> **OBJECTIVE**
Wherever a line holds the string "Максима", copy that line.

> **EXERCISE INPUTS**
⟨

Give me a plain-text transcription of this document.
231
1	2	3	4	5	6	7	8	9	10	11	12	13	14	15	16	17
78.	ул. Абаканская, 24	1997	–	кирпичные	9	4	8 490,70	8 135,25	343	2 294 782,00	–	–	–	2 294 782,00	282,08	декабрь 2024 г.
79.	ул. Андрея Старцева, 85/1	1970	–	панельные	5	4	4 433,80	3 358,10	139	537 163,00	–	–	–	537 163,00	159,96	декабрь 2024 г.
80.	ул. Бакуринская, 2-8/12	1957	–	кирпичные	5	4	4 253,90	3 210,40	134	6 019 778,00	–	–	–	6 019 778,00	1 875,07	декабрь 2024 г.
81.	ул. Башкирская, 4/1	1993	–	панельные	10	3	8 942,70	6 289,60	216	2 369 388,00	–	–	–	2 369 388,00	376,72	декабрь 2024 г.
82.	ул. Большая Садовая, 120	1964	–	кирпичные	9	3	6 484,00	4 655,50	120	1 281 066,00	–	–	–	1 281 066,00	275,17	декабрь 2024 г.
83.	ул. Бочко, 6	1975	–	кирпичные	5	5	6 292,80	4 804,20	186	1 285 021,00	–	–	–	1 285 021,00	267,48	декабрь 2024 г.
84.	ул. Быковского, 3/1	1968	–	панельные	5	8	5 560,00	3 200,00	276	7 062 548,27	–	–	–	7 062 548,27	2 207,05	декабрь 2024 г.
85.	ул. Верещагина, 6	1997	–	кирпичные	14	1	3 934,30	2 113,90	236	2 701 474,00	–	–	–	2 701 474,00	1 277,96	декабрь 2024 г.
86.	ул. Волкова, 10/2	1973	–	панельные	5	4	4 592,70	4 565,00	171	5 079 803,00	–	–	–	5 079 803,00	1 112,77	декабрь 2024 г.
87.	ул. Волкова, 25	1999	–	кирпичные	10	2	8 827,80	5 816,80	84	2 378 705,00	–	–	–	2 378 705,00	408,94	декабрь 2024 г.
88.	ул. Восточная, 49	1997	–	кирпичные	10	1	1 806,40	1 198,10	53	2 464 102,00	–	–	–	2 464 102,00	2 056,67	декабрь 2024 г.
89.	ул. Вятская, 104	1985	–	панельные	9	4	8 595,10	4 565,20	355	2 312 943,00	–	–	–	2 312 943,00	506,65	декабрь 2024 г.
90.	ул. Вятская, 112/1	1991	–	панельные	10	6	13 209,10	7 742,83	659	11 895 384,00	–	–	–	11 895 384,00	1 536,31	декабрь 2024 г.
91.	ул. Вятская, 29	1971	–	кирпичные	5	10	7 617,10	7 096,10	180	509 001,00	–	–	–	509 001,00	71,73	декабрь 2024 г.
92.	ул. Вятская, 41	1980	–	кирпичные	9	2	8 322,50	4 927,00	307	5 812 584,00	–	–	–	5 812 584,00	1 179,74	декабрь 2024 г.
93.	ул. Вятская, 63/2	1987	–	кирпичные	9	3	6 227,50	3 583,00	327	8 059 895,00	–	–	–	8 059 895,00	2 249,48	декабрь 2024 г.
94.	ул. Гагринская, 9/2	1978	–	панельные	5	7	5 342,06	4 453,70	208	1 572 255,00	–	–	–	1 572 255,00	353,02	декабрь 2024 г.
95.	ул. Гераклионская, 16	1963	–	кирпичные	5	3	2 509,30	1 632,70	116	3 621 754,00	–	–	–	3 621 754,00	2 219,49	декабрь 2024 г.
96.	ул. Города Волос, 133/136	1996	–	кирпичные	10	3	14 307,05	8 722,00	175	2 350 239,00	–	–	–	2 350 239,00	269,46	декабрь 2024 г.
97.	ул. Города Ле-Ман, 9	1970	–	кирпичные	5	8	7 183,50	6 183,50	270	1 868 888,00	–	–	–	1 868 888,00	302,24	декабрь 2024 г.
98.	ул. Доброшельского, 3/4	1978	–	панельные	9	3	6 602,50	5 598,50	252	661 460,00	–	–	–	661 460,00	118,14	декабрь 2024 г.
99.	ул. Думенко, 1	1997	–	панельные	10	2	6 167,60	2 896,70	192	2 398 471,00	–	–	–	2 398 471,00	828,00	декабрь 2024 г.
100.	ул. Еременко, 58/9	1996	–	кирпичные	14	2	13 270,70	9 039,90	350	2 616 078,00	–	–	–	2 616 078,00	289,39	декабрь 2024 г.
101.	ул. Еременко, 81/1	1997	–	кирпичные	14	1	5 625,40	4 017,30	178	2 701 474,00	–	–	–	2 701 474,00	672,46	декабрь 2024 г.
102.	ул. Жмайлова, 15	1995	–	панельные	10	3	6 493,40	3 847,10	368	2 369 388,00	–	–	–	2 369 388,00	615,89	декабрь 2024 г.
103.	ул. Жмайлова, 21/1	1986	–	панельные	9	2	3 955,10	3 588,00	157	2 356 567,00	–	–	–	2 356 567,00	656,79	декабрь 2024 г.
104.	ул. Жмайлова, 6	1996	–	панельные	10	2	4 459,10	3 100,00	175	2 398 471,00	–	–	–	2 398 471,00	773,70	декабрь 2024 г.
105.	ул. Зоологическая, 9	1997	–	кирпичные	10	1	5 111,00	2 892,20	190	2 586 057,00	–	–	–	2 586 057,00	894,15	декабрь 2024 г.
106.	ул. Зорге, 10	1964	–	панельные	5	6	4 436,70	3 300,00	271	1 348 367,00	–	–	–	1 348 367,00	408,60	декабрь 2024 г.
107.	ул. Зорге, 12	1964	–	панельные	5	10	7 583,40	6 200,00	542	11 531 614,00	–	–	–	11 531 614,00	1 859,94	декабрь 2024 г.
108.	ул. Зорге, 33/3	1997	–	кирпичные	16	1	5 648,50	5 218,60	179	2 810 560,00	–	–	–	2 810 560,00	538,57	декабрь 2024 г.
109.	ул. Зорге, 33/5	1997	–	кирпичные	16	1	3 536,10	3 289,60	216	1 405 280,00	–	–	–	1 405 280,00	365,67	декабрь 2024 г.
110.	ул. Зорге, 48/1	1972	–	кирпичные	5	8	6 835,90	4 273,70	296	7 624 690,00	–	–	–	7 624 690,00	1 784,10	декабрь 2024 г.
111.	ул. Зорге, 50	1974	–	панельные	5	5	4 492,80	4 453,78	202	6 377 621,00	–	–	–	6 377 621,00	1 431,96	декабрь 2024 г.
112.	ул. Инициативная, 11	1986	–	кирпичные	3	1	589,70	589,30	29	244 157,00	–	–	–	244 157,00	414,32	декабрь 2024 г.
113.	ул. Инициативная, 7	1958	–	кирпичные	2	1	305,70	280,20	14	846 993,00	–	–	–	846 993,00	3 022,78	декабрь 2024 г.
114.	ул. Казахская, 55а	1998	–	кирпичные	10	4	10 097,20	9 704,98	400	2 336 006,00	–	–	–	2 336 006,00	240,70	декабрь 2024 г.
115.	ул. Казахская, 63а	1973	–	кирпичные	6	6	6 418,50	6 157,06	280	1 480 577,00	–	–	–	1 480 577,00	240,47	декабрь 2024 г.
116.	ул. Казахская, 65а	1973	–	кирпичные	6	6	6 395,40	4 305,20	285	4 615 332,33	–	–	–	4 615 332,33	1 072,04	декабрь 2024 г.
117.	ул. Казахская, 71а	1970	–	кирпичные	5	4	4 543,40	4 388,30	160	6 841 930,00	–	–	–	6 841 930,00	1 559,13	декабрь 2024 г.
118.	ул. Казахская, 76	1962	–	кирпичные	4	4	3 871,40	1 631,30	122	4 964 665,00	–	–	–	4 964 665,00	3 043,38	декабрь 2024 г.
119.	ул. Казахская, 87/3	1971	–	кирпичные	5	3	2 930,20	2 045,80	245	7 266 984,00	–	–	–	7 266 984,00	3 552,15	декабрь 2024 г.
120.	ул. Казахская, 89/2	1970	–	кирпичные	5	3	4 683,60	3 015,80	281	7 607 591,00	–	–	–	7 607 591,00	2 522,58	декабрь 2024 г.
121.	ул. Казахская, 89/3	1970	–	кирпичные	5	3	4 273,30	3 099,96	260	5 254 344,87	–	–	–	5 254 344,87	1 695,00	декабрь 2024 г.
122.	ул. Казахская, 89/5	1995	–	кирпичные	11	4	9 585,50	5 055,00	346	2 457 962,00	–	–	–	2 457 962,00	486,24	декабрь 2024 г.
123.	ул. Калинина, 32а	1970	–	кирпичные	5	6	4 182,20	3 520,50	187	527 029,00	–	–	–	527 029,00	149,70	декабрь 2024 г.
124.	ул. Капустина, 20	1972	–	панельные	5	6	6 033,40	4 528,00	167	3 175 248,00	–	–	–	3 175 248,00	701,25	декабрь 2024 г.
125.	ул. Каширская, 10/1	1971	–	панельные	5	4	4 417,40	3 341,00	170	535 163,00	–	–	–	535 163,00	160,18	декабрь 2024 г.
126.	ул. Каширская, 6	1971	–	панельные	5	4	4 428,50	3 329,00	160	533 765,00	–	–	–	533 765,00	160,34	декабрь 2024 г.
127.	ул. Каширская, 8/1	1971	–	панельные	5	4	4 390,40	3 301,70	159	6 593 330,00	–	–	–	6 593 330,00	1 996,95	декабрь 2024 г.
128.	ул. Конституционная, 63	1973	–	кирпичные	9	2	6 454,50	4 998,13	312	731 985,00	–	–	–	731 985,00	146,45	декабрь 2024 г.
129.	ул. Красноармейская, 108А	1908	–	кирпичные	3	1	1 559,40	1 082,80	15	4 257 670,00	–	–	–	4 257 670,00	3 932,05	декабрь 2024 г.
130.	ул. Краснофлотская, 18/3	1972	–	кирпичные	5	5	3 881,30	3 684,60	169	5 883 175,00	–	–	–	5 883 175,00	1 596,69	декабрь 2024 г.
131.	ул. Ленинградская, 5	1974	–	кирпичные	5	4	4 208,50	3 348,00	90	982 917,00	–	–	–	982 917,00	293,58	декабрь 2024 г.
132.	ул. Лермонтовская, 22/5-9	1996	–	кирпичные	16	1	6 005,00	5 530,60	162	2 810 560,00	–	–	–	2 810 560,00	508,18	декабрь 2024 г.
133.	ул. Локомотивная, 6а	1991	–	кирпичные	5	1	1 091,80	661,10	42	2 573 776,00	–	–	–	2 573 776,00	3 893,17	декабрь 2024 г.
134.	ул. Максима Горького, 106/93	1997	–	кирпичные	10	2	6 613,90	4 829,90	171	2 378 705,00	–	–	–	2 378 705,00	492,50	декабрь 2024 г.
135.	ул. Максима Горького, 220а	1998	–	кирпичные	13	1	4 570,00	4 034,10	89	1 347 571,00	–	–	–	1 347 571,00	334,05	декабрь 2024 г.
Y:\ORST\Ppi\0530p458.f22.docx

⟩

> **RESULT FOR THIS TASK**
134.	ул. Максима Горького, 106/93	1997	–	кирпичные	10	2	6 613,90	4 829,90	171	2 378 705,00	–	–	–	2 378 705,00	492,50	декабрь 2024 г.
135.	ул. Максима Горького, 220а	1998	–	кирпичные	13	1	4 570,00	4 034,10	89	1 347 571,00	–	–	–	1 347 571,00	334,05	декабрь 2024 г.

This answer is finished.